● **Passage fourni**

=====

[LP] Seventeen At This Time – Home is where the Heart is

Disque de toutes les tensions et repoussant les limites du rock et du post-punk, le nouvel album de Seventeen At This Time n’en finit à aucun moment de nous impressionner par sa maîtrise et sa maturité, tout en nous faisant éprouver des sensations aussi tendues que salvatrices et émotionnellement puissantes.

On entre dans cette maison de cœur avec, dès les premières mesures, une impression de suspension dans l’air, de cessation de l’action. En effet, « Home is where the Heart is » promet, à l’aube de ses résonances, de rapidement virer au règlement de comptes humain, nous laissant dans l’expectative avant de lâcher sur nous les torrents carnassiers d’une musique aussi folle que dense. Seventeen At This Time a déjà prouvé que l’art instrumental se devait, avant tout, d’être immédiat, dans une urgence et une convocation des tourments imprégnant ses mélodies jusque dans son système nerveux. Mais, ici, le mystère se dévoile, petit-à-petit, nous promenant de salles obscures et inquiétantes à des espaces éblouissants et rassurants. Le noir leur va si bien, finalement.

=====

● **Données sources**
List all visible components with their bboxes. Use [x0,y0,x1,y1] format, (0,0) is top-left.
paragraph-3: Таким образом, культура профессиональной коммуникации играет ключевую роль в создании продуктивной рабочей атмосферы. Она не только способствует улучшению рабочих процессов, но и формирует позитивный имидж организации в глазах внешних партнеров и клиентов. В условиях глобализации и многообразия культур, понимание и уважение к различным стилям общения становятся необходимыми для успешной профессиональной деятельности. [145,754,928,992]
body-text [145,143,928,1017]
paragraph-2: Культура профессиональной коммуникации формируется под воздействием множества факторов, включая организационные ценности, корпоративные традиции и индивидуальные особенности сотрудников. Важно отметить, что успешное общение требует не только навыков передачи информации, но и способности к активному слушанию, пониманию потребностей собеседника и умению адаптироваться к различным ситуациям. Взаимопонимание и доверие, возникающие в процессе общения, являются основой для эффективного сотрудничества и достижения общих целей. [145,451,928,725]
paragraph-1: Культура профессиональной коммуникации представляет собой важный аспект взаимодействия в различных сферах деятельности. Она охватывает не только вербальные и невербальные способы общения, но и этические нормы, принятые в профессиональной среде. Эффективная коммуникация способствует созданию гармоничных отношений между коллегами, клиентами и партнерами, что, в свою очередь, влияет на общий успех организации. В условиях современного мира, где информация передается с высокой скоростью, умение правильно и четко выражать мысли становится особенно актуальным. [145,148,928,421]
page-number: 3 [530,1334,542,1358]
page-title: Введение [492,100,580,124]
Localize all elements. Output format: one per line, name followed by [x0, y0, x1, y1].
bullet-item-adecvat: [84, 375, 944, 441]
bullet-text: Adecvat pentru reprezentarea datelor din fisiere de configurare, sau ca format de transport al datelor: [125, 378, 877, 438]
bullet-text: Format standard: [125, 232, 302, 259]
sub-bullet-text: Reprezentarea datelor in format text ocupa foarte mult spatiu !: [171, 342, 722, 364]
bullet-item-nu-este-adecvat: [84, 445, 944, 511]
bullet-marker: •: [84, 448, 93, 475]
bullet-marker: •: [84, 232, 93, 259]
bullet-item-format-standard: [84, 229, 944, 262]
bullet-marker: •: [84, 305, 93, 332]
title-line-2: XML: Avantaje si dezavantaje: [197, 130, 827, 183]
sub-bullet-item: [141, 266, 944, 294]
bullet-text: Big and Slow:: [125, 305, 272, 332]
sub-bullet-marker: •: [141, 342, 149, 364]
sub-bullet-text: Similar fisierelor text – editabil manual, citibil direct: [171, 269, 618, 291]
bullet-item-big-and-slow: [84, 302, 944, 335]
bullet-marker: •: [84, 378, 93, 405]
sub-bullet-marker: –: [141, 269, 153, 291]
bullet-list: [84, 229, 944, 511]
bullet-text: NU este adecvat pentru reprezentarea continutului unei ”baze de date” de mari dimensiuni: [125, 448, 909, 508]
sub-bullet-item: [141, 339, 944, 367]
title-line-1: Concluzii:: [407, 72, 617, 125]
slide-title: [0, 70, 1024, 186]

=====

● **Exercices à traiter**
A. Recopiez le passage de la chronique de l'album, en commençant par « [LP] Seventeen At » et en continuant jusqu'à « et émotionnellement puissantes. ».
B. Que répondriez-vous à ces questions sur la chronique de l'album ?
(i) De quels genres musicaux le disque repousse-t-il les limites ?
(ii) Quelle impression se dégage dès les premières mesures ?
(iii) Que devait être avant tout l'art instrumental, d'après ce que Seventeen At This Time a déjà prouvé ?

● **Corrigé**
A.
[LP] Seventeen At This Time – Home is where the Heart is

Disque de toutes les tensions et repoussant les limites du rock et du post-punk, le nouvel album de Seventeen At This Time n’en finit à aucun moment de nous impressionner par sa maîtrise et sa maturité, tout en nous faisant éprouver des sensations aussi tendues que salvatrices et émotionnellement puissantes.

B.
(i) Du rock et du post-punk.
(ii) Une impression de suspension dans l'air, de cessation de l'action.
(iii) Immédiat.